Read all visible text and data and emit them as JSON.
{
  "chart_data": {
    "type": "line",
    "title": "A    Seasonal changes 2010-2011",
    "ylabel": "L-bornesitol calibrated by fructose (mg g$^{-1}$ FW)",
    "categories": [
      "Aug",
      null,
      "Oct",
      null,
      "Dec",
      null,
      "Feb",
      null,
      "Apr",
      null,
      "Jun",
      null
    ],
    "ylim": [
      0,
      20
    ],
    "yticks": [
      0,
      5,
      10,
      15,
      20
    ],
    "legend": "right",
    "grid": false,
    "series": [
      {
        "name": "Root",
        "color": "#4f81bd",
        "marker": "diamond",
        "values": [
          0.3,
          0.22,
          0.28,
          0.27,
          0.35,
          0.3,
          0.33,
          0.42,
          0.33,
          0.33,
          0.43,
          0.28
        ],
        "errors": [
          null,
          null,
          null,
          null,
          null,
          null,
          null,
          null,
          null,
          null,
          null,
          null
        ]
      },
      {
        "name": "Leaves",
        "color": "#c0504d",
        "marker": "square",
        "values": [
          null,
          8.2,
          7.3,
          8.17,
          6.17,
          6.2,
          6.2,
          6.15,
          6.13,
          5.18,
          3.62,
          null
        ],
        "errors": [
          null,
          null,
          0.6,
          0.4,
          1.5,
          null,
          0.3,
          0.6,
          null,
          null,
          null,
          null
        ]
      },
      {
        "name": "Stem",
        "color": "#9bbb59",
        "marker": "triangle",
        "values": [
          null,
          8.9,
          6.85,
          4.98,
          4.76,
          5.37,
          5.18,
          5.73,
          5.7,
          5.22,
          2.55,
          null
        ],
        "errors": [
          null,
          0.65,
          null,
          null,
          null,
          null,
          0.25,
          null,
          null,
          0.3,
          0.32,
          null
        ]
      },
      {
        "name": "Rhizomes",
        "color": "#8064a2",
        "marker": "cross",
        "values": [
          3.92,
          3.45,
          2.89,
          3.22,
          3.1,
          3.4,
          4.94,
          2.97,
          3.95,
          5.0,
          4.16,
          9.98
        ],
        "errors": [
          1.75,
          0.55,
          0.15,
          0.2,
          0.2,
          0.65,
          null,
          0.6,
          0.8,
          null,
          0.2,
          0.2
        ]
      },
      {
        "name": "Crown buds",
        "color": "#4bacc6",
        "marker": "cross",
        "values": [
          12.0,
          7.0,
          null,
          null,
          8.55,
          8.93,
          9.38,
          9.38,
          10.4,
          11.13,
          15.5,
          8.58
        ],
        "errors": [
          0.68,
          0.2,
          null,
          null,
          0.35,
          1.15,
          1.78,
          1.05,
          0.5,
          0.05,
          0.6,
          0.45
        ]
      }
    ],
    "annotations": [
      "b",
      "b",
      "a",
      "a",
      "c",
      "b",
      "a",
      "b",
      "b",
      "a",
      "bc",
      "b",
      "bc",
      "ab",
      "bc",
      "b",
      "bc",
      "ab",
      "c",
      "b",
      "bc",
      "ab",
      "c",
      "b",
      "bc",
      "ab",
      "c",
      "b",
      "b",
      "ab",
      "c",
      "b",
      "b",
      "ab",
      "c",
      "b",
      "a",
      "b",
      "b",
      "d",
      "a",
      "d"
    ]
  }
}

> [To do] Write the entries again, exactly as they stand.

> [Expected answer]
Read all visible text and data and emit them as JSON.
{
  "chart_data": {
    "type": "line",
    "title": "A    Seasonal changes 2010-2011",
    "ylabel": "L-bornesitol calibrated by fructose (mg g$^{-1}$ FW)",
    "categories": [
      "Aug",
      null,
      "Oct",
      null,
      "Dec",
      null,
      "Feb",
      null,
      "Apr",
      null,
      "Jun",
      null
    ],
    "ylim": [
      0,
      20
    ],
    "yticks": [
      0,
      5,
      10,
      15,
      20
    ],
    "legend": "right",
    "grid": false,
    "series": [
      {
        "name": "Root",
        "color": "#4f81bd",
        "marker": "diamond",
        "values": [
          0.3,
          0.22,
          0.28,
          0.27,
          0.35,
          0.3,
          0.33,
          0.42,
          0.33,
          0.33,
          0.43,
          0.28
        ],
        "errors": [
          null,
          null,
          null,
          null,
          null,
          null,
          null,
          null,
          null,
          null,
          null,
          null
        ]
      },
      {
        "name": "Leaves",
        "color": "#c0504d",
        "marker": "square",
        "values": [
          null,
          8.2,
          7.3,
          8.17,
          6.17,
          6.2,
          6.2,
          6.15,
          6.13,
          5.18,
          3.62,
          null
        ],
        "errors": [
          null,
          null,
          0.6,
          0.4,
          1.5,
          null,
          0.3,
          0.6,
          null,
          null,
          null,
          null
        ]
      },
      {
        "name": "Stem",
        "color": "#9bbb59",
        "marker": "triangle",
        "values": [
          null,
          8.9,
          6.85,
          4.98,
          4.76,
          5.37,
          5.18,
          5.73,
          5.7,
          5.22,
          2.55,
          null
        ],
        "errors": [
          null,
          0.65,
          null,
          null,
          null,
          null,
          0.25,
          null,
          null,
          0.3,
          0.32,
          null
        ]
      },
      {
        "name": "Rhizomes",
        "color": "#8064a2",
        "marker": "cross",
        "values": [
          3.92,
          3.45,
          2.89,
          3.22,
          3.1,
          3.4,
          4.94,
          2.97,
          3.95,
          5.0,
          4.16,
          9.98
        ],
        "errors": [
          1.75,
          0.55,
          0.15,
          0.2,
          0.2,
          0.65,
          null,
          0.6,
          0.8,
          null,
          0.2,
          0.2
        ]
      },
      {
        "name": "Crown buds",
        "color": "#4bacc6",
        "marker": "cross",
        "values": [
          12.0,
          7.0,
          null,
          null,
          8.55,
          8.93,
          9.38,
          9.38,
          10.4,
          11.13,
          15.5,
          8.58
        ],
        "errors": [
          0.68,
          0.2,
          null,
          null,
          0.35,
          1.15,
          1.78,
          1.05,
          0.5,
          0.05,
          0.6,
          0.45
        ]
      }
    ],
    "annotations": [
      "b",
      "b",
      "a",
      "a",
      "c",
      "b",
      "a",
      "b",
      "b",
      "a",
      "bc",
      "b",
      "bc",
      "ab",
      "bc",
      "b",
      "bc",
      "ab",
      "c",
      "b",
      "bc",
      "ab",
      "c",
      "b",
      "bc",
      "ab",
      "c",
      "b",
      "b",
      "ab",
      "c",
      "b",
      "b",
      "ab",
      "c",
      "b",
      "a",
      "b",
      "b",
      "d",
      "a",
      "d"
    ]
  }
}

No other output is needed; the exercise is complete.